- Task statement:
Write out the data again in full, exactly as it reads.

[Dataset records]

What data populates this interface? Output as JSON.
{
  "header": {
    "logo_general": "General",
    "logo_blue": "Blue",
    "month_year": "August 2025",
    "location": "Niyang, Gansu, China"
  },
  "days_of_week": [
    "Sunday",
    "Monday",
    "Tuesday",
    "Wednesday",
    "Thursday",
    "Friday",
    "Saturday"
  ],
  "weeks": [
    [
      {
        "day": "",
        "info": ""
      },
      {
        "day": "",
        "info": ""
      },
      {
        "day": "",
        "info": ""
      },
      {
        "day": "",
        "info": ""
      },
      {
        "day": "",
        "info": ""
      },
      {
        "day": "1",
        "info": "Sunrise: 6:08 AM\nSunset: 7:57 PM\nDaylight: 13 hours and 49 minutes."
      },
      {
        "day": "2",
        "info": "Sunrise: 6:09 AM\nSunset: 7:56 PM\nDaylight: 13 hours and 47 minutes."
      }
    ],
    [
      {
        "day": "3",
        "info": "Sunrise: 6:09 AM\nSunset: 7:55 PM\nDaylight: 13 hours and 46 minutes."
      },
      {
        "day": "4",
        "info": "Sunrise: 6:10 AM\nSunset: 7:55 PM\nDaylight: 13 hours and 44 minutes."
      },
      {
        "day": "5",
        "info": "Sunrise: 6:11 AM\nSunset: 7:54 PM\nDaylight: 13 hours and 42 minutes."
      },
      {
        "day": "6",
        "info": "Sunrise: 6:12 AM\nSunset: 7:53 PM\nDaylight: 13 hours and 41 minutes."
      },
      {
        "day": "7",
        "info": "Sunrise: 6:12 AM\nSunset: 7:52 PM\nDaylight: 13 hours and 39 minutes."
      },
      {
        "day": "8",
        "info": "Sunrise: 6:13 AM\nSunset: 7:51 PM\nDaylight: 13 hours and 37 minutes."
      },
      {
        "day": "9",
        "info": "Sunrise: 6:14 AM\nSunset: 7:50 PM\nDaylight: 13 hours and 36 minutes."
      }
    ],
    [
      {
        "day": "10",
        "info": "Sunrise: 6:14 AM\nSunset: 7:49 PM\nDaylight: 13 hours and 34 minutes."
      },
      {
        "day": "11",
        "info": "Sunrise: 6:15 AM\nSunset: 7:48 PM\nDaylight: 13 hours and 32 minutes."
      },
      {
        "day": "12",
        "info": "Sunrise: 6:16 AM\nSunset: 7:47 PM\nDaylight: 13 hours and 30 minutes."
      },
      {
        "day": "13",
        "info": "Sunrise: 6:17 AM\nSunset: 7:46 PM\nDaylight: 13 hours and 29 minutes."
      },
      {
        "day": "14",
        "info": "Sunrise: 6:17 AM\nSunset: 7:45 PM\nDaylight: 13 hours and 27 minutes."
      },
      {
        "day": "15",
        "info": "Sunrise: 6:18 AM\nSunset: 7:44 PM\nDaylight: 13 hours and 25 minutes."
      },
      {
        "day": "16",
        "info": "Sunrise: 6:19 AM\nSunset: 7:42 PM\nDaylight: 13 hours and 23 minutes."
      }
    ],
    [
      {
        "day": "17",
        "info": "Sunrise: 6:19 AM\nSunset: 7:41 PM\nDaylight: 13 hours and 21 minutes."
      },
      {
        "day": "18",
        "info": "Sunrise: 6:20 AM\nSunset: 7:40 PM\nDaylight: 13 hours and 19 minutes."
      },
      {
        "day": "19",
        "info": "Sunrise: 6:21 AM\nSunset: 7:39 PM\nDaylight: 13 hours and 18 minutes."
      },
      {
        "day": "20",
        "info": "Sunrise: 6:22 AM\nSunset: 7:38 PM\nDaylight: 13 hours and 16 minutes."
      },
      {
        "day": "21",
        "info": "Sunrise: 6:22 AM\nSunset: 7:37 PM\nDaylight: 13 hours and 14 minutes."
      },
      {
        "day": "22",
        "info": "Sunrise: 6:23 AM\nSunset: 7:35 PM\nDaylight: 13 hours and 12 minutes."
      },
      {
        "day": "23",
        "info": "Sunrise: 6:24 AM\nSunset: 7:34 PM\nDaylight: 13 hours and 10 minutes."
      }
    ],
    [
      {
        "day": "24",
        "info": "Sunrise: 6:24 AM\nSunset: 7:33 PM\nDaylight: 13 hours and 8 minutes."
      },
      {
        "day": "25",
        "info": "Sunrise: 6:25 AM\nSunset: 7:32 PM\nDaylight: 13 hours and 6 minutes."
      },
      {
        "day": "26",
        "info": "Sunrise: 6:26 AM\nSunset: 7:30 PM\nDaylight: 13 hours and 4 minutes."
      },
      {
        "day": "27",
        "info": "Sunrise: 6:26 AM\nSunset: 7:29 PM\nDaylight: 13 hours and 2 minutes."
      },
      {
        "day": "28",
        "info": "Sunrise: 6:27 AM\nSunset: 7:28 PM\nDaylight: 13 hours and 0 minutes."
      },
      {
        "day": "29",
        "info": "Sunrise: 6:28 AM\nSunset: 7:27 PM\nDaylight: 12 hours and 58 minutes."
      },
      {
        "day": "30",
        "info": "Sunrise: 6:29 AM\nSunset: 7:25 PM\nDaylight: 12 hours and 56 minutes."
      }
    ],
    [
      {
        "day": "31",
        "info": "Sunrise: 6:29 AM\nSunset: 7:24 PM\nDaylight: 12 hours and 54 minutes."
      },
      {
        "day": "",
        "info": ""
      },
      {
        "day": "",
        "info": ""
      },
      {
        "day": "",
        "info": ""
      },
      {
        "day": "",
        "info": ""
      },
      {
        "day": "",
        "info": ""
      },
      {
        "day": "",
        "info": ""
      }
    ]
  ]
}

- Answer to this problem:
What data populates this interface? Output as JSON.
{
  "header": {
    "logo_general": "General",
    "logo_blue": "Blue",
    "month_year": "August 2025",
    "location": "Niyang, Gansu, China"
  },
  "days_of_week": [
    "Sunday",
    "Monday",
    "Tuesday",
    "Wednesday",
    "Thursday",
    "Friday",
    "Saturday"
  ],
  "weeks": [
    [
      {
        "day": "",
        "info": ""
      },
      {
        "day": "",
        "info": ""
      },
      {
        "day": "",
        "info": ""
      },
      {
        "day": "",
        "info": ""
      },
      {
        "day": "",
        "info": ""
      },
      {
        "day": "1",
        "info": "Sunrise: 6:08 AM\nSunset: 7:57 PM\nDaylight: 13 hours and 49 minutes."
      },
      {
        "day": "2",
        "info": "Sunrise: 6:09 AM\nSunset: 7:56 PM\nDaylight: 13 hours and 47 minutes."
      }
    ],
    [
      {
        "day": "3",
        "info": "Sunrise: 6:09 AM\nSunset: 7:55 PM\nDaylight: 13 hours and 46 minutes."
      },
      {
        "day": "4",
        "info": "Sunrise: 6:10 AM\nSunset: 7:55 PM\nDaylight: 13 hours and 44 minutes."
      },
      {
        "day": "5",
        "info": "Sunrise: 6:11 AM\nSunset: 7:54 PM\nDaylight: 13 hours and 42 minutes."
      },
      {
        "day": "6",
        "info": "Sunrise: 6:12 AM\nSunset: 7:53 PM\nDaylight: 13 hours and 41 minutes."
      },
      {
        "day": "7",
        "info": "Sunrise: 6:12 AM\nSunset: 7:52 PM\nDaylight: 13 hours and 39 minutes."
      },
      {
        "day": "8",
        "info": "Sunrise: 6:13 AM\nSunset: 7:51 PM\nDaylight: 13 hours and 37 minutes."
      },
      {
        "day": "9",
        "info": "Sunrise: 6:14 AM\nSunset: 7:50 PM\nDaylight: 13 hours and 36 minutes."
      }
    ],
    [
      {
        "day": "10",
        "info": "Sunrise: 6:14 AM\nSunset: 7:49 PM\nDaylight: 13 hours and 34 minutes."
      },
      {
        "day": "11",
        "info": "Sunrise: 6:15 AM\nSunset: 7:48 PM\nDaylight: 13 hours and 32 minutes."
      },
      {
        "day": "12",
        "info": "Sunrise: 6:16 AM\nSunset: 7:47 PM\nDaylight: 13 hours and 30 minutes."
      },
      {
        "day": "13",
        "info": "Sunrise: 6:17 AM\nSunset: 7:46 PM\nDaylight: 13 hours and 29 minutes."
      },
      {
        "day": "14",
        "info": "Sunrise: 6:17 AM\nSunset: 7:45 PM\nDaylight: 13 hours and 27 minutes."
      },
      {
        "day": "15",
        "info": "Sunrise: 6:18 AM\nSunset: 7:44 PM\nDaylight: 13 hours and 25 minutes."
      },
      {
        "day": "16",
        "info": "Sunrise: 6:19 AM\nSunset: 7:42 PM\nDaylight: 13 hours and 23 minutes."
      }
    ],
    [
      {
        "day": "17",
        "info": "Sunrise: 6:19 AM\nSunset: 7:41 PM\nDaylight: 13 hours and 21 minutes."
      },
      {
        "day": "18",
        "info": "Sunrise: 6:20 AM\nSunset: 7:40 PM\nDaylight: 13 hours and 19 minutes."
      },
      {
        "day": "19",
        "info": "Sunrise: 6:21 AM\nSunset: 7:39 PM\nDaylight: 13 hours and 18 minutes."
      },
      {
        "day": "20",
        "info": "Sunrise: 6:22 AM\nSunset: 7:38 PM\nDaylight: 13 hours and 16 minutes."
      },
      {
        "day": "21",
        "info": "Sunrise: 6:22 AM\nSunset: 7:37 PM\nDaylight: 13 hours and 14 minutes."
      },
      {
        "day": "22",
        "info": "Sunrise: 6:23 AM\nSunset: 7:35 PM\nDaylight: 13 hours and 12 minutes."
      },
      {
        "day": "23",
        "info": "Sunrise: 6:24 AM\nSunset: 7:34 PM\nDaylight: 13 hours and 10 minutes."
      }
    ],
    [
      {
        "day": "24",
        "info": "Sunrise: 6:24 AM\nSunset: 7:33 PM\nDaylight: 13 hours and 8 minutes."
      },
      {
        "day": "25",
        "info": "Sunrise: 6:25 AM\nSunset: 7:32 PM\nDaylight: 13 hours and 6 minutes."
      },
      {
        "day": "26",
        "info": "Sunrise: 6:26 AM\nSunset: 7:30 PM\nDaylight: 13 hours and 4 minutes."
      },
      {
        "day": "27",
        "info": "Sunrise: 6:26 AM\nSunset: 7:29 PM\nDaylight: 13 hours and 2 minutes."
      },
      {
        "day": "28",
        "info": "Sunrise: 6:27 AM\nSunset: 7:28 PM\nDaylight: 13 hours and 0 minutes."
      },
      {
        "day": "29",
        "info": "Sunrise: 6:28 AM\nSunset: 7:27 PM\nDaylight: 12 hours and 58 minutes."
      },
      {
        "day": "30",
        "info": "Sunrise: 6:29 AM\nSunset: 7:25 PM\nDaylight: 12 hours and 56 minutes."
      }
    ],
    [
      {
        "day": "31",
        "info": "Sunrise: 6:29 AM\nSunset: 7:24 PM\nDaylight: 12 hours and 54 minutes."
      },
      {
        "day": "",
        "info": ""
      },
      {
        "day": "",
        "info": ""
      },
      {
        "day": "",
        "info": ""
      },
      {
        "day": "",
        "info": ""
      },
      {
        "day": "",
        "info": ""
      },
      {
        "day": "",
        "info": ""
      }
    ]
  ]
}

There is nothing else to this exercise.